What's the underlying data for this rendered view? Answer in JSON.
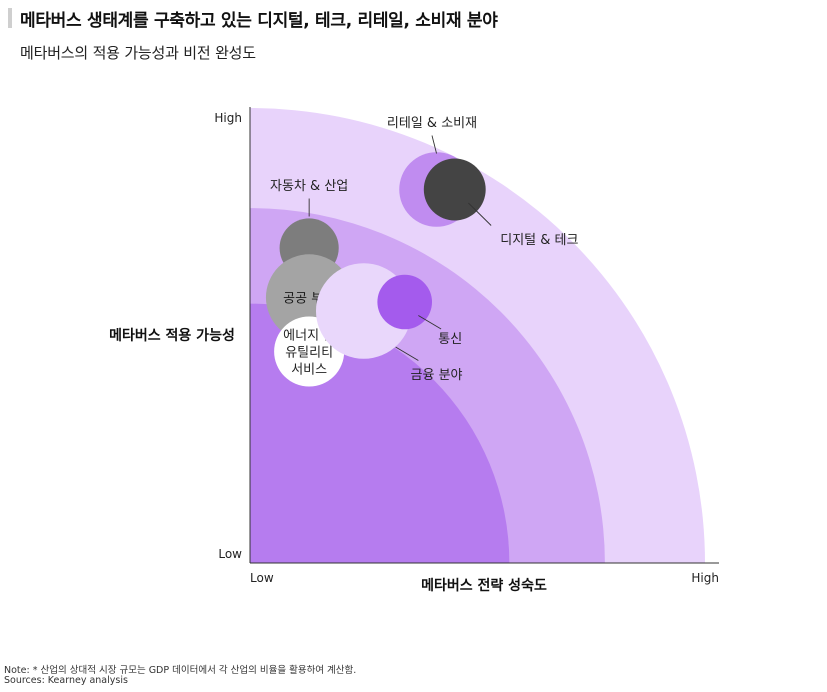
{
  "title": "메타버스 생태계를 구축하고 있는 디지털, 테크, 리테일, 소비재 분야",
  "subtitle": "메타버스의 적용 가능성과 비전 완성도",
  "footer": {
    "note": "Note: * 산업의 상대적 시장 규모는 GDP 데이터에서 각 산업의 비율을 활용하여 계산함.",
    "sources": "Sources: Kearney analysis"
  },
  "chart_data": {
    "type": "bubble",
    "xlabel": "메타버스 전략 성숙도",
    "ylabel": "메타버스 적용 가능성",
    "x_ticks": [
      "Low",
      "High"
    ],
    "y_ticks": [
      "High",
      "Low"
    ],
    "xlim": [
      0,
      100
    ],
    "ylim": [
      0,
      100
    ],
    "bands": [
      {
        "radius": 100,
        "color": "#e8d3fb"
      },
      {
        "radius": 78,
        "color": "#cfa6f4"
      },
      {
        "radius": 57,
        "color": "#b67cef"
      }
    ],
    "points": [
      {
        "label": "리테일 & 소비재",
        "x": 41,
        "y": 83,
        "r": 8.2,
        "color": "#c08cf0",
        "label_lines": [],
        "label_color": "#222"
      },
      {
        "label": "디지털 & 테크",
        "x": 45,
        "y": 83,
        "r": 6.8,
        "color": "#444444",
        "label_lines": [],
        "label_color": "#222"
      },
      {
        "label": "자동차 & 산업",
        "x": 13,
        "y": 70,
        "r": 6.5,
        "color": "#7d7d7d",
        "label_lines": [],
        "label_color": "#222"
      },
      {
        "label": "공공 부문",
        "x": 13,
        "y": 59,
        "r": 9.5,
        "color": "#a4a4a4",
        "label_lines": [
          "공공 부문"
        ],
        "label_color": "#1a1a1a"
      },
      {
        "label": "에너지 및 유틸리티 서비스",
        "x": 13,
        "y": 47,
        "r": 7.7,
        "color": "#ffffff",
        "label_lines": [
          "에너지 및",
          "유틸리티",
          "서비스"
        ],
        "label_color": "#222"
      },
      {
        "label": "금융 분야",
        "x": 25,
        "y": 56,
        "r": 10.5,
        "color": "#e9d7fb",
        "label_lines": [],
        "label_color": "#222"
      },
      {
        "label": "통신",
        "x": 34,
        "y": 58,
        "r": 6.0,
        "color": "#a45bed",
        "label_lines": [],
        "label_color": "#222"
      }
    ],
    "annotations": [
      {
        "text": "리테일 & 소비재",
        "x": 40,
        "y": 98,
        "anchor": "middle",
        "line": [
          [
            40,
            95
          ],
          [
            41,
            91
          ]
        ]
      },
      {
        "text": "디지털 & 테크",
        "x": 55,
        "y": 72,
        "anchor": "start",
        "line": [
          [
            48,
            80
          ],
          [
            53,
            75
          ]
        ]
      },
      {
        "text": "자동차 & 산업",
        "x": 13,
        "y": 84,
        "anchor": "middle",
        "line": [
          [
            13,
            81
          ],
          [
            13,
            77
          ]
        ]
      },
      {
        "text": "통신",
        "x": 44,
        "y": 50,
        "anchor": "middle",
        "line": [
          [
            37,
            55
          ],
          [
            42,
            52
          ]
        ]
      },
      {
        "text": "금융 분야",
        "x": 41,
        "y": 42,
        "anchor": "middle",
        "line": [
          [
            32,
            48
          ],
          [
            37,
            45
          ]
        ]
      }
    ]
  }
}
________________________________________
Copy out each line of the records that holds the string "text".

        "text": "리테일 & 소비재",
        "text": "디지털 & 테크",
        "text": "자동차 & 산업",
        "text": "통신",
        "text": "금융 분야",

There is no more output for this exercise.